TASK STATEMENT: Below are records; work out how many of their lines contain "ylabel" and give only that number.

** Start GIVEN RECORDS **

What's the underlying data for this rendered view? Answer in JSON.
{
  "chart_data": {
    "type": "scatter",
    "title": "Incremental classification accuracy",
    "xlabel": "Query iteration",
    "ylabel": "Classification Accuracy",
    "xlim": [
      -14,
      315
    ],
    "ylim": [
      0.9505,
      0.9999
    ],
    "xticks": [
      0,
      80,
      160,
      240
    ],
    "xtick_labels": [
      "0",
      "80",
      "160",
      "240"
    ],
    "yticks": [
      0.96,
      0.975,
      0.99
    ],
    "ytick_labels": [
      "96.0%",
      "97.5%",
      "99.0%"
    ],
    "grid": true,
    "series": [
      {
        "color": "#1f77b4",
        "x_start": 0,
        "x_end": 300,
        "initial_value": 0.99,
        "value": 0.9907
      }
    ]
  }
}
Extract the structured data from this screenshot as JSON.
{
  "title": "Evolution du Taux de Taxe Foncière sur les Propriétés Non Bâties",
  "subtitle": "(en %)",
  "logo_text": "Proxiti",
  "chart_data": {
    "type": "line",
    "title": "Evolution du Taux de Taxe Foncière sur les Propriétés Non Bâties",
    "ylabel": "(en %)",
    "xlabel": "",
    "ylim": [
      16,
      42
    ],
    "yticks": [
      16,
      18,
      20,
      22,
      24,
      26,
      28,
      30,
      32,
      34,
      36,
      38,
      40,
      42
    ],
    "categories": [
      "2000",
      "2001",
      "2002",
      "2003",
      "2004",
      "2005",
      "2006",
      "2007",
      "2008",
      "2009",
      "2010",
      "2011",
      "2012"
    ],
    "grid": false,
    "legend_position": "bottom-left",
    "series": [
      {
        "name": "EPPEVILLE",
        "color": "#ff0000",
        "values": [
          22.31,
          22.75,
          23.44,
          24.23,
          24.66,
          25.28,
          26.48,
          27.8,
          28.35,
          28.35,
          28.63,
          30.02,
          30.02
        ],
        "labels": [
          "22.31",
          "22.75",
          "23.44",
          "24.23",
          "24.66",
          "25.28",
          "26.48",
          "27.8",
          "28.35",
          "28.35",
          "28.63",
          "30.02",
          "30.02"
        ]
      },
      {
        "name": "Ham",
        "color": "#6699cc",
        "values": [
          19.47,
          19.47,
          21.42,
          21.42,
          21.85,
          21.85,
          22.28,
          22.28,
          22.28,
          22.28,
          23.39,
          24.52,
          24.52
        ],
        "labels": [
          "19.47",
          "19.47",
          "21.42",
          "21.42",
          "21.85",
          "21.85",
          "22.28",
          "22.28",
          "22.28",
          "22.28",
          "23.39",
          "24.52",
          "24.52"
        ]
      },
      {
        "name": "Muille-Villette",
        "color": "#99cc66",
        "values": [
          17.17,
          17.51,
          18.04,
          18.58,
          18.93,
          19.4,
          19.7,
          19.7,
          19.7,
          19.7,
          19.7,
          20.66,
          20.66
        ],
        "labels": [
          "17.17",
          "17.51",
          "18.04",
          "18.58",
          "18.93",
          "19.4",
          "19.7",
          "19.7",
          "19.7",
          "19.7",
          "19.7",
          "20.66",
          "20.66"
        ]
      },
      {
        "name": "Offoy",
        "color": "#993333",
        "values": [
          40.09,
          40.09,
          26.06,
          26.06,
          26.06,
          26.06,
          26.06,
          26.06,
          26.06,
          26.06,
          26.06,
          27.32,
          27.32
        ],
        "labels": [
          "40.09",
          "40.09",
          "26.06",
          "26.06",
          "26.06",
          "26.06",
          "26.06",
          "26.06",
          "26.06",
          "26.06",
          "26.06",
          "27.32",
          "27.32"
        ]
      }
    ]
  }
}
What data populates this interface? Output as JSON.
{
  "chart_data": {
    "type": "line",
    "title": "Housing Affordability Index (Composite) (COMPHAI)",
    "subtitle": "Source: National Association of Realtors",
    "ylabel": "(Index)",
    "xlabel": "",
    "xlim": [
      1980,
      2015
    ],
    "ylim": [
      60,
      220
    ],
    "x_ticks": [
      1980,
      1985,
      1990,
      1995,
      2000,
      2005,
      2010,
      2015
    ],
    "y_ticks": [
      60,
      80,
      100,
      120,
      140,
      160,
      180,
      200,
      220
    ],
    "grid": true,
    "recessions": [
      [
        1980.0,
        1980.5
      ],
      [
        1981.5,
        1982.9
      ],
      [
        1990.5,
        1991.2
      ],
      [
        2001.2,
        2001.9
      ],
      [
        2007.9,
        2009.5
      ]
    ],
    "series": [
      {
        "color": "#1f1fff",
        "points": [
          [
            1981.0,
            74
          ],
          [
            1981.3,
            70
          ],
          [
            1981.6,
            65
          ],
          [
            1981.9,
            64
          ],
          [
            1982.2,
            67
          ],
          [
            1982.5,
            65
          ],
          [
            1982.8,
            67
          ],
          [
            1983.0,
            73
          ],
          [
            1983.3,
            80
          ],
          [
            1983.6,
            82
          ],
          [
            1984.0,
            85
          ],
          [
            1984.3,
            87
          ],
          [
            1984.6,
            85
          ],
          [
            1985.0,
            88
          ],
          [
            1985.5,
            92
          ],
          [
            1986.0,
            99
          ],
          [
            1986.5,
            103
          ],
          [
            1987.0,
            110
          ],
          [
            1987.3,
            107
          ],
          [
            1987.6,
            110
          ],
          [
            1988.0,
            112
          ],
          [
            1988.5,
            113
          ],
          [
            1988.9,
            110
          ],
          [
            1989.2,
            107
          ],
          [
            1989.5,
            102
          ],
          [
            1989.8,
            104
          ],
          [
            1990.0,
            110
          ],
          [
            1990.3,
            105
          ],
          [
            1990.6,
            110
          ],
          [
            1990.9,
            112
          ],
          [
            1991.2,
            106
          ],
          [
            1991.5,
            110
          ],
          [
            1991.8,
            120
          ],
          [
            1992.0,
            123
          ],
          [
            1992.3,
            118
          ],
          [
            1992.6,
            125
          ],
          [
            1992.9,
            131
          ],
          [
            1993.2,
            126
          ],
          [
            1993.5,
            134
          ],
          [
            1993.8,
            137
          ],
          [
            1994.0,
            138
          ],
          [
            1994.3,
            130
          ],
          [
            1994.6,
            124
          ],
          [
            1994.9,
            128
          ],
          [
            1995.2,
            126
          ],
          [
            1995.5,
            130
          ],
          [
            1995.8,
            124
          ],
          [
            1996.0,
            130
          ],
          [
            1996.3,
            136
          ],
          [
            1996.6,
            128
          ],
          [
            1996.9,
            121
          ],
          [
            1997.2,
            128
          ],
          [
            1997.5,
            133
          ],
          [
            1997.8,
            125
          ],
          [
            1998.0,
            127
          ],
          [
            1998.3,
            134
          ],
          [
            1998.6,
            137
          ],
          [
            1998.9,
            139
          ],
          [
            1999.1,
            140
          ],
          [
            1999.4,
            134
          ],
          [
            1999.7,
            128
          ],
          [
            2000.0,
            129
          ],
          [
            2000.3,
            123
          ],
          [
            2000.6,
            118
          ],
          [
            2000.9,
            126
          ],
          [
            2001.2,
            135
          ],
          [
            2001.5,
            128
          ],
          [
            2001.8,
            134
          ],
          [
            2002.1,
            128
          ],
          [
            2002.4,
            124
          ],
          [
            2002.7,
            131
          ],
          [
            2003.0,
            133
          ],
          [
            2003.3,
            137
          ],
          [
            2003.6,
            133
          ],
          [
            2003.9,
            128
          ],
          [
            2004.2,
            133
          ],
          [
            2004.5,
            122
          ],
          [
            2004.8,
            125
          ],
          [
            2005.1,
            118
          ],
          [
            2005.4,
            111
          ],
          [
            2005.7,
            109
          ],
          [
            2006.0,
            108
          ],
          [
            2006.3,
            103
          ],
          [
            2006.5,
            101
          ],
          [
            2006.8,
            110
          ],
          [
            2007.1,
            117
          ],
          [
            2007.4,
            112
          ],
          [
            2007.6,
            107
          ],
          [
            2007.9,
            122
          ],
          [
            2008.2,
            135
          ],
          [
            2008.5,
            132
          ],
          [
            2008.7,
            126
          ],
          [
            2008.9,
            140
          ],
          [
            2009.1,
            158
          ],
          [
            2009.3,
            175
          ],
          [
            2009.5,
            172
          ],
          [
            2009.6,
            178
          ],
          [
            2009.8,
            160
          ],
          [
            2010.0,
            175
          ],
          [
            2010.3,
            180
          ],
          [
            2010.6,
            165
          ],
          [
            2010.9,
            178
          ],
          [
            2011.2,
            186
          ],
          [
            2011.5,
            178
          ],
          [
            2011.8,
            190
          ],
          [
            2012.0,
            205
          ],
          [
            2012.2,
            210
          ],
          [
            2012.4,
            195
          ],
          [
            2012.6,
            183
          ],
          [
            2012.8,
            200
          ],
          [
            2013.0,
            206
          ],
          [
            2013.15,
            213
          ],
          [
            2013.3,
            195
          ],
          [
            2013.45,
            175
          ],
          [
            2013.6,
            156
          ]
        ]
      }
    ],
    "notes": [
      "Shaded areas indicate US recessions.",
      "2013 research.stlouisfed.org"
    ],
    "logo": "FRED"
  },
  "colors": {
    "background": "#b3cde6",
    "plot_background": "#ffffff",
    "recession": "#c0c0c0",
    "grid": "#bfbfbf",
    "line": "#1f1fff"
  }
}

** End GIVEN RECORDS **

WORKED ANSWER: 3